--- begin Provided records ---

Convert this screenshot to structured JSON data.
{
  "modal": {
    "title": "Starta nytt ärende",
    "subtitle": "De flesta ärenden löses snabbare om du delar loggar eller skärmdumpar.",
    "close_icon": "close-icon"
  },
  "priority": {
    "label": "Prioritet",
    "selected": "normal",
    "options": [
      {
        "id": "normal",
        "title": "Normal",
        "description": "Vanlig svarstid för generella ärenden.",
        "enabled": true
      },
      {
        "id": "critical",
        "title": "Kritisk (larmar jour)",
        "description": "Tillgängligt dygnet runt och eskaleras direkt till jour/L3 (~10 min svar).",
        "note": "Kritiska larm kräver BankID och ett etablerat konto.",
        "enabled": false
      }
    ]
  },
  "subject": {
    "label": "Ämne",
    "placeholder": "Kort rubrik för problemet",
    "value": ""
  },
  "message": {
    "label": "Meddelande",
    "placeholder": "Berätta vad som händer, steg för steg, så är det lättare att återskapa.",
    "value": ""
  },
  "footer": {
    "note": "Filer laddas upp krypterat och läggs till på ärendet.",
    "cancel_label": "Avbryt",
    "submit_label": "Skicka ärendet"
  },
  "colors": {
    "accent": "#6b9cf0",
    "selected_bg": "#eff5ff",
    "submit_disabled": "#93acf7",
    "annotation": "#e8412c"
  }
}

--- end Provided records ---

> [What needs to be done]:
Take each line containing the string "jour" and copy it out.

> [Completed task]:
        "title": "Kritisk (larmar jour)",
        "description": "Tillgängligt dygnet runt och eskaleras direkt till jour/L3 (~10 min svar).",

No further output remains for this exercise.